» **THE REQUEST**
Below is a block of records; repeat each one exactly.

» **ENTRIES SUPPLIED**

--*--

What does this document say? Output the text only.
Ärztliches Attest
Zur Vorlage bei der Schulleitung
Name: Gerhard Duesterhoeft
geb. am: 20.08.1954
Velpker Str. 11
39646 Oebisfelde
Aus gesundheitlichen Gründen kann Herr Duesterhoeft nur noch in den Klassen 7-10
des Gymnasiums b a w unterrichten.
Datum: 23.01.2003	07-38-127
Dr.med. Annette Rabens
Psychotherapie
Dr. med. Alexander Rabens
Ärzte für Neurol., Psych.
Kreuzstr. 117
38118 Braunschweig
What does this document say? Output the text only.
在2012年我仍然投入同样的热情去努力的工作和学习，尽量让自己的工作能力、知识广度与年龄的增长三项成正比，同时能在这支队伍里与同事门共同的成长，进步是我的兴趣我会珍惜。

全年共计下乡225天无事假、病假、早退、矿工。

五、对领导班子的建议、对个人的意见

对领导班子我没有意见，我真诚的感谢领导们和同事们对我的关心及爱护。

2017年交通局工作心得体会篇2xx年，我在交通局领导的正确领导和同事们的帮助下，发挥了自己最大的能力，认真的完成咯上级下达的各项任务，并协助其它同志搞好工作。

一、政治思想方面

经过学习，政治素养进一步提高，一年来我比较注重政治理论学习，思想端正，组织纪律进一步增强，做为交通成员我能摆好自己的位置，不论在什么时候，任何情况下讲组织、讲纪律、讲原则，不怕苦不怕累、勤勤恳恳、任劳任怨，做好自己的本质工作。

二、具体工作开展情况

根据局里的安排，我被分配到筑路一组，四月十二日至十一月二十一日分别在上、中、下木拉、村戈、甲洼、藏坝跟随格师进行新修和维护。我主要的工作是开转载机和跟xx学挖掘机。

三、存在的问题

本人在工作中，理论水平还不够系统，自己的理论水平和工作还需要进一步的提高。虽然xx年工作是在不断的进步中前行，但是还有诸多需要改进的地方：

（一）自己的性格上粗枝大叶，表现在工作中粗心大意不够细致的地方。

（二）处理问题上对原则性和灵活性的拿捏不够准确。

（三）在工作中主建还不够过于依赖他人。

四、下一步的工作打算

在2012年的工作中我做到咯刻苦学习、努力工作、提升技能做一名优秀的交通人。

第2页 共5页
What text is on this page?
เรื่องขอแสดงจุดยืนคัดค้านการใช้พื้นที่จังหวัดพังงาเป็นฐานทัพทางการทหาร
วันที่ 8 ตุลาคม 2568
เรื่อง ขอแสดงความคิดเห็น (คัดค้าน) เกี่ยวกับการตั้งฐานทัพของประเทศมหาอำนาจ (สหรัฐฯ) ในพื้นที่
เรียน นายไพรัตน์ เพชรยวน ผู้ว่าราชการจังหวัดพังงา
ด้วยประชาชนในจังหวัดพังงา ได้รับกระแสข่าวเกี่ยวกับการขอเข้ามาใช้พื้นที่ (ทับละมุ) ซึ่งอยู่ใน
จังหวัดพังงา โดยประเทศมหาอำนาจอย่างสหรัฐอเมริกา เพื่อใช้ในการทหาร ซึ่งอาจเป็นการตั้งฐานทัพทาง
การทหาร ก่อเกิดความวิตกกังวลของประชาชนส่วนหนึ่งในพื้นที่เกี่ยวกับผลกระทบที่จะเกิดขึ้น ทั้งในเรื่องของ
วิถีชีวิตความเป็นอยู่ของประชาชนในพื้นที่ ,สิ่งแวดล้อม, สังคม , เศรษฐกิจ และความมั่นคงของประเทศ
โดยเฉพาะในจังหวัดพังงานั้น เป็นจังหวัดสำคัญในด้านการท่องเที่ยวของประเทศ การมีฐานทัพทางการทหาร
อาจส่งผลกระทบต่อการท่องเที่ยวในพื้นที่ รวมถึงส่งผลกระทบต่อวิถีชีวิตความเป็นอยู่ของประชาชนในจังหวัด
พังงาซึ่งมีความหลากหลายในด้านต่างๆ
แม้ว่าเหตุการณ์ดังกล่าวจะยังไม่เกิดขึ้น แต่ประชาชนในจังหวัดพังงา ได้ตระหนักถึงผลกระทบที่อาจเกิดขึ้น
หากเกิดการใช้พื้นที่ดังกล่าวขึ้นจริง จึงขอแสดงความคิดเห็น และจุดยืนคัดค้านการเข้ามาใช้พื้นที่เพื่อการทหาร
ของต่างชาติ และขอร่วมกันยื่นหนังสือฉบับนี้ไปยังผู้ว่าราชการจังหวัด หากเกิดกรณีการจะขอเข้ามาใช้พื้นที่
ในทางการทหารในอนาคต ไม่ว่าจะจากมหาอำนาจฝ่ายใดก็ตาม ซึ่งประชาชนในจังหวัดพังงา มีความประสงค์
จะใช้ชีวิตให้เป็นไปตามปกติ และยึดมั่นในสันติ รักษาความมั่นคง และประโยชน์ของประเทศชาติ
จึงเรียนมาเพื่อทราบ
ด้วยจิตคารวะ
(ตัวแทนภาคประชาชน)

--*--

» **RESPONSE TO THIS TASK**
What does this document say? Output the text only.
Ärztliches Attest
Zur Vorlage bei der Schulleitung
Name: Gerhard Duesterhoeft
geb. am: 20.08.1954
Velpker Str. 11
39646 Oebisfelde
Aus gesundheitlichen Gründen kann Herr Duesterhoeft nur noch in den Klassen 7-10
des Gymnasiums b a w unterrichten.
Datum: 23.01.2003	07-38-127
Dr.med. Annette Rabens
Psychotherapie
Dr. med. Alexander Rabens
Ärzte für Neurol., Psych.
Kreuzstr. 117
38118 Braunschweig
What does this document say? Output the text only.
在2012年我仍然投入同样的热情去努力的工作和学习，尽量让自己的工作能力、知识广度与年龄的增长三项成正比，同时能在这支队伍里与同事门共同的成长，进步是我的兴趣我会珍惜。

全年共计下乡225天无事假、病假、早退、矿工。

五、对领导班子的建议、对个人的意见

对领导班子我没有意见，我真诚的感谢领导们和同事们对我的关心及爱护。

2017年交通局工作心得体会篇2xx年，我在交通局领导的正确领导和同事们的帮助下，发挥了自己最大的能力，认真的完成咯上级下达的各项任务，并协助其它同志搞好工作。

一、政治思想方面

经过学习，政治素养进一步提高，一年来我比较注重政治理论学习，思想端正，组织纪律进一步增强，做为交通成员我能摆好自己的位置，不论在什么时候，任何情况下讲组织、讲纪律、讲原则，不怕苦不怕累、勤勤恳恳、任劳任怨，做好自己的本质工作。

二、具体工作开展情况

根据局里的安排，我被分配到筑路一组，四月十二日至十一月二十一日分别在上、中、下木拉、村戈、甲洼、藏坝跟随格师进行新修和维护。我主要的工作是开转载机和跟xx学挖掘机。

三、存在的问题

本人在工作中，理论水平还不够系统，自己的理论水平和工作还需要进一步的提高。虽然xx年工作是在不断的进步中前行，但是还有诸多需要改进的地方：

（一）自己的性格上粗枝大叶，表现在工作中粗心大意不够细致的地方。

（二）处理问题上对原则性和灵活性的拿捏不够准确。

（三）在工作中主建还不够过于依赖他人。

四、下一步的工作打算

在2012年的工作中我做到咯刻苦学习、努力工作、提升技能做一名优秀的交通人。

第2页 共5页
What text is on this page?
เรื่องขอแสดงจุดยืนคัดค้านการใช้พื้นที่จังหวัดพังงาเป็นฐานทัพทางการทหาร
วันที่ 8 ตุลาคม 2568
เรื่อง ขอแสดงความคิดเห็น (คัดค้าน) เกี่ยวกับการตั้งฐานทัพของประเทศมหาอำนาจ (สหรัฐฯ) ในพื้นที่
เรียน นายไพรัตน์ เพชรยวน ผู้ว่าราชการจังหวัดพังงา
ด้วยประชาชนในจังหวัดพังงา ได้รับกระแสข่าวเกี่ยวกับการขอเข้ามาใช้พื้นที่ (ทับละมุ) ซึ่งอยู่ใน
จังหวัดพังงา โดยประเทศมหาอำนาจอย่างสหรัฐอเมริกา เพื่อใช้ในการทหาร ซึ่งอาจเป็นการตั้งฐานทัพทาง
การทหาร ก่อเกิดความวิตกกังวลของประชาชนส่วนหนึ่งในพื้นที่เกี่ยวกับผลกระทบที่จะเกิดขึ้น ทั้งในเรื่องของ
วิถีชีวิตความเป็นอยู่ของประชาชนในพื้นที่ ,สิ่งแวดล้อม, สังคม , เศรษฐกิจ และความมั่นคงของประเทศ
โดยเฉพาะในจังหวัดพังงานั้น เป็นจังหวัดสำคัญในด้านการท่องเที่ยวของประเทศ การมีฐานทัพทางการทหาร
อาจส่งผลกระทบต่อการท่องเที่ยวในพื้นที่ รวมถึงส่งผลกระทบต่อวิถีชีวิตความเป็นอยู่ของประชาชนในจังหวัด
พังงาซึ่งมีความหลากหลายในด้านต่างๆ
แม้ว่าเหตุการณ์ดังกล่าวจะยังไม่เกิดขึ้น แต่ประชาชนในจังหวัดพังงา ได้ตระหนักถึงผลกระทบที่อาจเกิดขึ้น
หากเกิดการใช้พื้นที่ดังกล่าวขึ้นจริง จึงขอแสดงความคิดเห็น และจุดยืนคัดค้านการเข้ามาใช้พื้นที่เพื่อการทหาร
ของต่างชาติ และขอร่วมกันยื่นหนังสือฉบับนี้ไปยังผู้ว่าราชการจังหวัด หากเกิดกรณีการจะขอเข้ามาใช้พื้นที่
ในทางการทหารในอนาคต ไม่ว่าจะจากมหาอำนาจฝ่ายใดก็ตาม ซึ่งประชาชนในจังหวัดพังงา มีความประสงค์
จะใช้ชีวิตให้เป็นไปตามปกติ และยึดมั่นในสันติ รักษาความมั่นคง และประโยชน์ของประเทศชาติ
จึงเรียนมาเพื่อทราบ
ด้วยจิตคารวะ
(ตัวแทนภาคประชาชน)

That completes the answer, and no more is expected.